• Problem statement: Go through the records and show each line where the word "الله" occurs.

• Listed entries:
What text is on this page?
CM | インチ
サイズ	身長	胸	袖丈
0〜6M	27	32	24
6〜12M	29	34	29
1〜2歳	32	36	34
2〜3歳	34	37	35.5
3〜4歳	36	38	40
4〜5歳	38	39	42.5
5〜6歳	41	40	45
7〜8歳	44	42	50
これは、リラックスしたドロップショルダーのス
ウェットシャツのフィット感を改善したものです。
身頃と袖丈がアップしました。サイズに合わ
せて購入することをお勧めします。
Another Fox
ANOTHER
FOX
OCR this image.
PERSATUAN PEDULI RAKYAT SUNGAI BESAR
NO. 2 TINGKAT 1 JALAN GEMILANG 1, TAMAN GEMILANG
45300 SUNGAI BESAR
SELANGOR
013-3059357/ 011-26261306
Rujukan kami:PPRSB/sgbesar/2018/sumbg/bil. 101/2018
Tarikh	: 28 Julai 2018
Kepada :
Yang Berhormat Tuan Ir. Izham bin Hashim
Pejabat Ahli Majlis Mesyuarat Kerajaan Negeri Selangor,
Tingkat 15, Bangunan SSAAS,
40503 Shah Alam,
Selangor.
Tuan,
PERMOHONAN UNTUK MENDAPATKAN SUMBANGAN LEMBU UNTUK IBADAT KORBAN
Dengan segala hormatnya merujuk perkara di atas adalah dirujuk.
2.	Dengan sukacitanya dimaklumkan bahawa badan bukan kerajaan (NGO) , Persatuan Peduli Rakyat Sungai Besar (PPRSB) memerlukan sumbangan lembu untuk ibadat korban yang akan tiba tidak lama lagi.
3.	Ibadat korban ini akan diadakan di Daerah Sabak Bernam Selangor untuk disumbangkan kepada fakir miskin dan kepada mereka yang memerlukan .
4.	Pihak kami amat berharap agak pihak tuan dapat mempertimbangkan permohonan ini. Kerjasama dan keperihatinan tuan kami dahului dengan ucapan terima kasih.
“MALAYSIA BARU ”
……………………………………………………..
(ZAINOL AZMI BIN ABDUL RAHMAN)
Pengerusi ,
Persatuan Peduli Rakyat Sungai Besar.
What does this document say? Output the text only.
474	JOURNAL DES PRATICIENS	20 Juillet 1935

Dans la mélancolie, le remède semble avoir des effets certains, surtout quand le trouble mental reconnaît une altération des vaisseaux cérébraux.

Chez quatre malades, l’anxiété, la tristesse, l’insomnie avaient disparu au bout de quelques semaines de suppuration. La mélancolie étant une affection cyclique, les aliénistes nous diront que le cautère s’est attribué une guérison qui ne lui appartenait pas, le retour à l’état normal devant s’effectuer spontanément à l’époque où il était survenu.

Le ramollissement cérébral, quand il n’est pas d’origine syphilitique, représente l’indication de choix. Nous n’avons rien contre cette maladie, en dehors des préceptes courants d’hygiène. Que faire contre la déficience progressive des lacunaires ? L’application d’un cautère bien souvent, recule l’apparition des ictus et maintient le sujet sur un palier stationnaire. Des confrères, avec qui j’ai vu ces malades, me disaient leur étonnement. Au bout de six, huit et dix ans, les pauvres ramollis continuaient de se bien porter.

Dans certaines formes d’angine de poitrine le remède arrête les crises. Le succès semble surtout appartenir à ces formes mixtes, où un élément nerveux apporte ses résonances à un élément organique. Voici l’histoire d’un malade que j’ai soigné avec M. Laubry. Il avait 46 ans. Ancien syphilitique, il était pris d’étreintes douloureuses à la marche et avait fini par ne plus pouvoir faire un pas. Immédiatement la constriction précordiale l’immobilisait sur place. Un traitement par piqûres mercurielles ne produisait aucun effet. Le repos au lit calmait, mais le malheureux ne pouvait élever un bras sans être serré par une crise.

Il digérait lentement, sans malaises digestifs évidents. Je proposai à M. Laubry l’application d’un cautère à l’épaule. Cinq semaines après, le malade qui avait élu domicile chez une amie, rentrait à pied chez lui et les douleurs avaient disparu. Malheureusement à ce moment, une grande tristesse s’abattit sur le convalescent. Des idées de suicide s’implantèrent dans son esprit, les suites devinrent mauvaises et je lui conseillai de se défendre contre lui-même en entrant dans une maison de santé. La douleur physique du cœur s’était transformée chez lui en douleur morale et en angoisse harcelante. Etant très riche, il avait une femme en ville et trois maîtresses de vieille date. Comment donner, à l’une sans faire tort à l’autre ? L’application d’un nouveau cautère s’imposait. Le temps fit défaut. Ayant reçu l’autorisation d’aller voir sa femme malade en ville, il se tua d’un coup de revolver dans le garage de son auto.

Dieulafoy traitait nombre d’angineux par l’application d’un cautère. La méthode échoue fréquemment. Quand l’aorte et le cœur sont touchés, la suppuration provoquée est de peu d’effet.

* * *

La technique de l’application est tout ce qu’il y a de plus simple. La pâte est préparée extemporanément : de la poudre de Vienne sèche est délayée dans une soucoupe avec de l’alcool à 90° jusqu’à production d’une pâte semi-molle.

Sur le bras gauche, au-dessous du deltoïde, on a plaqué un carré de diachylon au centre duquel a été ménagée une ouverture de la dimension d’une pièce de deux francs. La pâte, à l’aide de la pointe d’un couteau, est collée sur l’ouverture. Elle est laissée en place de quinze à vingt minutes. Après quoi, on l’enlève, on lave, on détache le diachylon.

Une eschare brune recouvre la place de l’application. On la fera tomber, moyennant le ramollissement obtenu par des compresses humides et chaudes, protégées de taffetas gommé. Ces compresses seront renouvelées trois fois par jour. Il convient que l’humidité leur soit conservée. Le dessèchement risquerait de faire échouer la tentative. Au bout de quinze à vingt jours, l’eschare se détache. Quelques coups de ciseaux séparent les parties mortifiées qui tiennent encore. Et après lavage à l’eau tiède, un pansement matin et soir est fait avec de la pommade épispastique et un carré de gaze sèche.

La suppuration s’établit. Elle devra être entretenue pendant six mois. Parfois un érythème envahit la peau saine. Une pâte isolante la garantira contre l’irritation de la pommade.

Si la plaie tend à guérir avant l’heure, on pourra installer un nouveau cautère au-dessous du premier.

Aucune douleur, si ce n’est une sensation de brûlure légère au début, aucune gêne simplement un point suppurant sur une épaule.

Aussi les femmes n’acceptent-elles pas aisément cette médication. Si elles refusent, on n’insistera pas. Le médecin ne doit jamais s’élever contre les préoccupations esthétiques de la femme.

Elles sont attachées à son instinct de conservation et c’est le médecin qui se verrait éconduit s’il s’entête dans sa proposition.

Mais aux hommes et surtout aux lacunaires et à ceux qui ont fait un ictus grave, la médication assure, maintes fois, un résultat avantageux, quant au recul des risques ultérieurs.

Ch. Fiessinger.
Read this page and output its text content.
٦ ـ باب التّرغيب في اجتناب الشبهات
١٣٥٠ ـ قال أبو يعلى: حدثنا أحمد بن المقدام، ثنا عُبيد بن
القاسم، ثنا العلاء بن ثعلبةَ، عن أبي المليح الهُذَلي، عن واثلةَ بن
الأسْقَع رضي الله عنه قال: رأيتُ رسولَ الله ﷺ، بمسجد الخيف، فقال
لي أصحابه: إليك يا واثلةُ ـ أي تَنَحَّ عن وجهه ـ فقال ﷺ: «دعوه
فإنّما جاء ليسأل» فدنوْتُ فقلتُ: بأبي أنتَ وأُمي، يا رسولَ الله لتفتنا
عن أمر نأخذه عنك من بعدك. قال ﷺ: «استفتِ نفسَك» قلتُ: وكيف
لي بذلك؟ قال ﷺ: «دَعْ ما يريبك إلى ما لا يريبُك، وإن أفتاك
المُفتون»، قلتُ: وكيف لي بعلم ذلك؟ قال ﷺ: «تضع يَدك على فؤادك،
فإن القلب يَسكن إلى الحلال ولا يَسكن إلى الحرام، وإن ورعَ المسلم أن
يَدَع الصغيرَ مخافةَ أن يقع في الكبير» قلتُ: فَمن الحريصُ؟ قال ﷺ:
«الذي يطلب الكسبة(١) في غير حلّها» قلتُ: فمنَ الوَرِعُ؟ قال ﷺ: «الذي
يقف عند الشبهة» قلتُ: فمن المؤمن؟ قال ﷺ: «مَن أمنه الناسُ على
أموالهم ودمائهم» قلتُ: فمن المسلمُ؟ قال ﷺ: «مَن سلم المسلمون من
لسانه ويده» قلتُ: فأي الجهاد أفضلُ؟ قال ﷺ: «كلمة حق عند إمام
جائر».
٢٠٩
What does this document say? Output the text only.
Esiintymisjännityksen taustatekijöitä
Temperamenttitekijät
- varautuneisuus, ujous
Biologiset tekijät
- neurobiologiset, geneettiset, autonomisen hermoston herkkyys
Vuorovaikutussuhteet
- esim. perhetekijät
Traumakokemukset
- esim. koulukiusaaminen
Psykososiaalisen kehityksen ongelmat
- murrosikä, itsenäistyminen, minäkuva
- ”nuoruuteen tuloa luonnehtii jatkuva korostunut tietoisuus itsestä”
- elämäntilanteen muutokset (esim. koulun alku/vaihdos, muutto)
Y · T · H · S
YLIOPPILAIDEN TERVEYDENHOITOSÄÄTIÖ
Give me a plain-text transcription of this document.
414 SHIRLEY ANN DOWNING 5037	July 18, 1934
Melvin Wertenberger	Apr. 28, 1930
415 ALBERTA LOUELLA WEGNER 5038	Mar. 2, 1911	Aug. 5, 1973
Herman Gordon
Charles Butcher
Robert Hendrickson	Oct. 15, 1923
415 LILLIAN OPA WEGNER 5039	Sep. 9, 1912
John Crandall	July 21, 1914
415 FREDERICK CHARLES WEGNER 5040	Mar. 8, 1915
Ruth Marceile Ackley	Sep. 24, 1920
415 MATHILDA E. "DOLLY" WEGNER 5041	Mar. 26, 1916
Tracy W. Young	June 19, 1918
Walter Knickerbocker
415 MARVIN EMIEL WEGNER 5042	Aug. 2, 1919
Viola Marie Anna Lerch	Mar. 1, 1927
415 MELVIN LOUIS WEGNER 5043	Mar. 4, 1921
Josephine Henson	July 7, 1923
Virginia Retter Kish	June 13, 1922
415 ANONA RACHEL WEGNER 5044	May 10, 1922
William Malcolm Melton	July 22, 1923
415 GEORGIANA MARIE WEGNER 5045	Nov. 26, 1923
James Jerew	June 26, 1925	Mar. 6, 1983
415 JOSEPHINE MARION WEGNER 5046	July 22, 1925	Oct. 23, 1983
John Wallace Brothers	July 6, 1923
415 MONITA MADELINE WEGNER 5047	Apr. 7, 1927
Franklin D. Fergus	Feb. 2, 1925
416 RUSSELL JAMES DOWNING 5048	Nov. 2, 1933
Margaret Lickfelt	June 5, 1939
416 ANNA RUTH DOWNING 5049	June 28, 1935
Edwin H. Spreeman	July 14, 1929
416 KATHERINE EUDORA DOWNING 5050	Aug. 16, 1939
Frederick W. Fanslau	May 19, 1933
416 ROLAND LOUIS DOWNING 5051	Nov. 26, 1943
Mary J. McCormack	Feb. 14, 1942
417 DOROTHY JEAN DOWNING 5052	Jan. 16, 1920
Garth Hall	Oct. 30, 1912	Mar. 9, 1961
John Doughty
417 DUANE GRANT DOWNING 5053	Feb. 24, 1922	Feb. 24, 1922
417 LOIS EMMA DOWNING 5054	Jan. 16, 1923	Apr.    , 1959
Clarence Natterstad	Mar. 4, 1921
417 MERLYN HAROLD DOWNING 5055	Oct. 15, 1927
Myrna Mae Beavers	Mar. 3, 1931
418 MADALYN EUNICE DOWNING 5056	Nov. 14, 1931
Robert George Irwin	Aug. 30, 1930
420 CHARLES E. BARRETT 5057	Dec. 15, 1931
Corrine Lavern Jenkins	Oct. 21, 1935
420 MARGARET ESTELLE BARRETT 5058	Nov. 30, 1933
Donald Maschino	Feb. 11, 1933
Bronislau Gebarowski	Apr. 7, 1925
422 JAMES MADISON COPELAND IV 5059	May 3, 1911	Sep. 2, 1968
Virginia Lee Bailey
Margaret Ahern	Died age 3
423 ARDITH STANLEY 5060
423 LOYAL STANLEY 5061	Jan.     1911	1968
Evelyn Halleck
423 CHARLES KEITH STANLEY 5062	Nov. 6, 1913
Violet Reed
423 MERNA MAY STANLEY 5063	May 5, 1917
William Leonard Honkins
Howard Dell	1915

• Expected answer:
الأسْقَع رضي الله عنه قال: رأيتُ رسولَ الله ﷺ، بمسجد الخيف، فقال
فإنّما جاء ليسأل» فدنوْتُ فقلتُ: بأبي أنتَ وأُمي، يا رسولَ الله لتفتنا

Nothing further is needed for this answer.